## TAREFA OBRIGATÓRIA 1
Altere as entradas desde o início até a linha que contém "- mini-chess-piece: ♝: [125, 136, 134, 152]", trocando "wall-bracket" por "wall-hook" e deixando todo o resto como está. Devolva só essas linhas.

## TRECHO DO DOCUMENTO
# # # #

O tempo passa e o Rio continua vítima dos seus velhos problemas estruturais. Com 6,5 milhões de habitantes e mais de um milhão de pessoas se deslocando diariamente dos municípios vizinhos para trabalhar na cidade era de se esperar que os governos estadual e municipal atuassem com maior empenho e objetividade nas questões recorrentes que comprometem o dia a dia da população.
 
A questão da habitação de interesse social é uma delas. A expansão descontrolada dos loteamentos periféricos e das favelas nos morros da cidade se deve, em grande parte, às dificuldades das camadas de baixa renda para adquirirem imóveis em áreas urbanizadas. Para os que vivem nessas localidades é revoltante observar a destinação perdulária de recursos para bairros amplamente servidos de equipamentos urbanos – como é o caso da Barra da Tijuca – enquanto a maioria dessas comunidades não possui, sequer, esgotamento sanitário, água potável, drenagem de águas pluviais e condições razoáveis de acessibilidade.
 
Nos dias de chuvas fortes as favelas se transformam em verdadeiras áreas de risco diante dos iminentes desbarrancamentos. O grande volume de água e de lama que escorre livremente pelas encostas, além de destruir casas e ameaçar vidas, entope bueiros e galerias das ruas vizinhas causando alagamentos e prejuízos incalculáveis. Não se dá conta do quanto é necessário eliminar as fronteiras reais e subjetivas que separam a cidade formal daquela que é construída na informalidade.

# # # #

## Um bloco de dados
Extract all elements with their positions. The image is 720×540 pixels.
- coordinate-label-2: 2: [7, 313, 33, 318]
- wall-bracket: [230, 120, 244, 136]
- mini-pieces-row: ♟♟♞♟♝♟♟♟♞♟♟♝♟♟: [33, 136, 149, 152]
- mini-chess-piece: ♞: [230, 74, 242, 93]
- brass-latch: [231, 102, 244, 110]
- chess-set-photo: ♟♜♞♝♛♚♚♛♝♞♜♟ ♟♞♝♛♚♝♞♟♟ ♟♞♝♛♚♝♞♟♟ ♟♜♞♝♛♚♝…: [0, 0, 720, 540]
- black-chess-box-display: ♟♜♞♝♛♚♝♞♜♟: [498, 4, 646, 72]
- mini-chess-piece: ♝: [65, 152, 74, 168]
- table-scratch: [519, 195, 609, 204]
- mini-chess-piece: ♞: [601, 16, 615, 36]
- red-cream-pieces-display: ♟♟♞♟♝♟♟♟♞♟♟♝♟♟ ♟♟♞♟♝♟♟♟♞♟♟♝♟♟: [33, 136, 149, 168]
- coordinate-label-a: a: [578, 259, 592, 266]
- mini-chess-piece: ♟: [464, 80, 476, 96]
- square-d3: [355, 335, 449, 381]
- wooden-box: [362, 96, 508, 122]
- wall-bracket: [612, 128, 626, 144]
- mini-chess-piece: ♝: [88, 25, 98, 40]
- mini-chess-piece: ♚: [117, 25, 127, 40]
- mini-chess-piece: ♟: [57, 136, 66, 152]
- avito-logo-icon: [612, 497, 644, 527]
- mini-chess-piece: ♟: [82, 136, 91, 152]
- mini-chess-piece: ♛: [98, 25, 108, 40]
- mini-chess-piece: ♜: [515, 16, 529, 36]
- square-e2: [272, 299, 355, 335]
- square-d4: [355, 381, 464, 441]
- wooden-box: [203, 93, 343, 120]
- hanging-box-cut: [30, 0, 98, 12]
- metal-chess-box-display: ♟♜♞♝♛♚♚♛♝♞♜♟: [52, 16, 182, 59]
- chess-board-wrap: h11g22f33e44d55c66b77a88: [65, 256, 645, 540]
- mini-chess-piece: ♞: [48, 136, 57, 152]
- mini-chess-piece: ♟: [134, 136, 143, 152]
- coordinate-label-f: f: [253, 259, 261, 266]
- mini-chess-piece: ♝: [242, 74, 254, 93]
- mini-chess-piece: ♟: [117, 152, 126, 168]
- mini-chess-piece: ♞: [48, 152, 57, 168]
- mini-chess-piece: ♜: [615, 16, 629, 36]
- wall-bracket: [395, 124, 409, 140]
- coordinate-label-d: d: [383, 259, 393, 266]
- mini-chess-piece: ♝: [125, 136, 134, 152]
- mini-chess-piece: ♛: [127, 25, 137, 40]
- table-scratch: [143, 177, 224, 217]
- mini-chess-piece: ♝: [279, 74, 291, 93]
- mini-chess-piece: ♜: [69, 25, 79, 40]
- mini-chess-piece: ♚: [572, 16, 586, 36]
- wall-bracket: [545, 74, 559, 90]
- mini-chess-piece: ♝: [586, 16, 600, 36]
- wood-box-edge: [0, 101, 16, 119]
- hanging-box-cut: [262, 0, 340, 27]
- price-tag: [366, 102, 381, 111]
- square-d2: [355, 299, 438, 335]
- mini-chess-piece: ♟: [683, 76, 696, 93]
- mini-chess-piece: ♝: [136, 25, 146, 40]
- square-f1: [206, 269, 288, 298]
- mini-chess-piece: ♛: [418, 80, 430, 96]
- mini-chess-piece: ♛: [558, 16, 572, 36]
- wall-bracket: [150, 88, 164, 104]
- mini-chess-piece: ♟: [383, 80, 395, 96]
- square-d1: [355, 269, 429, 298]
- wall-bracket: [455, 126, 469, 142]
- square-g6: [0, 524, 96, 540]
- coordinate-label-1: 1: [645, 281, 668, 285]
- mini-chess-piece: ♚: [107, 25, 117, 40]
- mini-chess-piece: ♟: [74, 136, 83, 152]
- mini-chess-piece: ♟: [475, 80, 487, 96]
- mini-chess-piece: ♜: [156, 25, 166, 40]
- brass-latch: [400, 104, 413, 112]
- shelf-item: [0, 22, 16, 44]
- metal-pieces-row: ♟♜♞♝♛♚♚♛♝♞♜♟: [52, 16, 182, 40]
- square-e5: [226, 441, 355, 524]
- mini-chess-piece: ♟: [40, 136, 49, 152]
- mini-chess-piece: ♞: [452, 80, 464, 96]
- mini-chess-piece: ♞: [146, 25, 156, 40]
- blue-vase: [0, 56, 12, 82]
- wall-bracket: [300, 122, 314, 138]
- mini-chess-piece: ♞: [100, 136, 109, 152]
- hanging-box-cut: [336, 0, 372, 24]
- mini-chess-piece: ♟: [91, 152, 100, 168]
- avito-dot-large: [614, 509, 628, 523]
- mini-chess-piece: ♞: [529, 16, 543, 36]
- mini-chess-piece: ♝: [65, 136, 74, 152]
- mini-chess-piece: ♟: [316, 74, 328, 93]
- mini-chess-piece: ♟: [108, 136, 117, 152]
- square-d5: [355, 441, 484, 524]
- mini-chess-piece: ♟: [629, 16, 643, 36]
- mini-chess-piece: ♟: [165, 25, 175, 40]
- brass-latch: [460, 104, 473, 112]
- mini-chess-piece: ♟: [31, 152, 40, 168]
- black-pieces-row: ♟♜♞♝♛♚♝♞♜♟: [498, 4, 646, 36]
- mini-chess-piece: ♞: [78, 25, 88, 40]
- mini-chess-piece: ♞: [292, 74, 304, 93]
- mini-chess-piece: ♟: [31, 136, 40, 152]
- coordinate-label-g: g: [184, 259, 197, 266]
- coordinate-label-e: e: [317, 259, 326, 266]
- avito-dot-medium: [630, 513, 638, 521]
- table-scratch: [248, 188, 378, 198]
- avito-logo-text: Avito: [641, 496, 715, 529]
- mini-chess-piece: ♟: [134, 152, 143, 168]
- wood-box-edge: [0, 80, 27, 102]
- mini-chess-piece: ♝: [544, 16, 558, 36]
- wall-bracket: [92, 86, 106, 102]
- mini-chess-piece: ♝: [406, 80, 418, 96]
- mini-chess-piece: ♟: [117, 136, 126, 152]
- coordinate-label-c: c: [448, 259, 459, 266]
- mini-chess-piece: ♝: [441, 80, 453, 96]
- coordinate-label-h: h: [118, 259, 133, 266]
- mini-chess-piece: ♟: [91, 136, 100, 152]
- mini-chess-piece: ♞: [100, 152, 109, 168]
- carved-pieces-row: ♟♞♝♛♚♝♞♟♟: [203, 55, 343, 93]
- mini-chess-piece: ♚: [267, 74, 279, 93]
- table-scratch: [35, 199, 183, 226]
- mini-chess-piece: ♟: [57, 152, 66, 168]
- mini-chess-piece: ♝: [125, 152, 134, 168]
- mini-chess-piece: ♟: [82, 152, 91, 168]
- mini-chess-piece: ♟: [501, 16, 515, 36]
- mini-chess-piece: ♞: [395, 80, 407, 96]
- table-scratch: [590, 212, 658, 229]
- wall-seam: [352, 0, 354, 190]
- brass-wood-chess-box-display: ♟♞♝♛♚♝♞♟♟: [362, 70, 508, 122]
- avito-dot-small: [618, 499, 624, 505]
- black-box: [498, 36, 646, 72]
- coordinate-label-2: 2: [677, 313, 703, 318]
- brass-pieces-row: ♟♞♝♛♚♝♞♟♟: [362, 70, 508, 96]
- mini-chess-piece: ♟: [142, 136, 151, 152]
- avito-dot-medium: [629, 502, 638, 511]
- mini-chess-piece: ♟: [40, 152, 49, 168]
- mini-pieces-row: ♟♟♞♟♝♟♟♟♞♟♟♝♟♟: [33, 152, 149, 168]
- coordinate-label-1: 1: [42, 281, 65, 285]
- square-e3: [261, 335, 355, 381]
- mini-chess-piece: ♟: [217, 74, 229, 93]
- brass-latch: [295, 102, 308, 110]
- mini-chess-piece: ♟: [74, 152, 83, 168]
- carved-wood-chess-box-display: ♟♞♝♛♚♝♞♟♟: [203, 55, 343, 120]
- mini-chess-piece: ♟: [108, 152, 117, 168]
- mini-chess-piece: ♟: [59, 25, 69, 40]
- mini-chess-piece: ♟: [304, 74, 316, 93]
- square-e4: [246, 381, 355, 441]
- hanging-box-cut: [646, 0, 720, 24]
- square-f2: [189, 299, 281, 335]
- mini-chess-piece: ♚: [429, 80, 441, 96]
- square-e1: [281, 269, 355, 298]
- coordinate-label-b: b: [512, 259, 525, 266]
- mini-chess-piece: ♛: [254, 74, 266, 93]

# # # #

## TAREFA OBRIGATÓRIA 2
Copie do texto sobre os problemas do Rio tudo o que vai de "A questão da" até "razoáveis de acessibilidade.", sem alterar nada.

## RESPOSTA CORRETA 1
Extract all elements with their positions. The image is 720×540 pixels.
- coordinate-label-2: 2: [7, 313, 33, 318]
- wall-hook: [230, 120, 244, 136]
- mini-pieces-row: ♟♟♞♟♝♟♟♟♞♟♟♝♟♟: [33, 136, 149, 152]
- mini-chess-piece: ♞: [230, 74, 242, 93]
- brass-latch: [231, 102, 244, 110]
- chess-set-photo: ♟♜♞♝♛♚♚♛♝♞♜♟ ♟♞♝♛♚♝♞♟♟ ♟♞♝♛♚♝♞♟♟ ♟♜♞♝♛♚♝…: [0, 0, 720, 540]
- black-chess-box-display: ♟♜♞♝♛♚♝♞♜♟: [498, 4, 646, 72]
- mini-chess-piece: ♝: [65, 152, 74, 168]
- table-scratch: [519, 195, 609, 204]
- mini-chess-piece: ♞: [601, 16, 615, 36]
- red-cream-pieces-display: ♟♟♞♟♝♟♟♟♞♟♟♝♟♟ ♟♟♞♟♝♟♟♟♞♟♟♝♟♟: [33, 136, 149, 168]
- coordinate-label-a: a: [578, 259, 592, 266]
- mini-chess-piece: ♟: [464, 80, 476, 96]
- square-d3: [355, 335, 449, 381]
- wooden-box: [362, 96, 508, 122]
- wall-hook: [612, 128, 626, 144]
- mini-chess-piece: ♝: [88, 25, 98, 40]
- mini-chess-piece: ♚: [117, 25, 127, 40]
- mini-chess-piece: ♟: [57, 136, 66, 152]
- avito-logo-icon: [612, 497, 644, 527]
- mini-chess-piece: ♟: [82, 136, 91, 152]
- mini-chess-piece: ♛: [98, 25, 108, 40]
- mini-chess-piece: ♜: [515, 16, 529, 36]
- square-e2: [272, 299, 355, 335]
- square-d4: [355, 381, 464, 441]
- wooden-box: [203, 93, 343, 120]
- hanging-box-cut: [30, 0, 98, 12]
- metal-chess-box-display: ♟♜♞♝♛♚♚♛♝♞♜♟: [52, 16, 182, 59]
- chess-board-wrap: h11g22f33e44d55c66b77a88: [65, 256, 645, 540]
- mini-chess-piece: ♞: [48, 136, 57, 152]
- mini-chess-piece: ♟: [134, 136, 143, 152]
- coordinate-label-f: f: [253, 259, 261, 266]
- mini-chess-piece: ♝: [242, 74, 254, 93]
- mini-chess-piece: ♟: [117, 152, 126, 168]
- mini-chess-piece: ♞: [48, 152, 57, 168]
- mini-chess-piece: ♜: [615, 16, 629, 36]
- wall-hook: [395, 124, 409, 140]
- coordinate-label-d: d: [383, 259, 393, 266]
- mini-chess-piece: ♝: [125, 136, 134, 152]

## RESPOSTA CORRETA 2
A questão da habitação de interesse social é uma delas. A expansão descontrolada dos loteamentos periféricos e das favelas nos morros da cidade se deve, em grande parte, às dificuldades das camadas de baixa renda para adquirirem imóveis em áreas urbanizadas. Para os que vivem nessas localidades é revoltante observar a destinação perdulária de recursos para bairros amplamente servidos de equipamentos urbanos – como é o caso da Barra da Tijuca – enquanto a maioria dessas comunidades não possui, sequer, esgotamento sanitário, água potável, drenagem de águas pluviais e condições razoáveis de acessibilidade.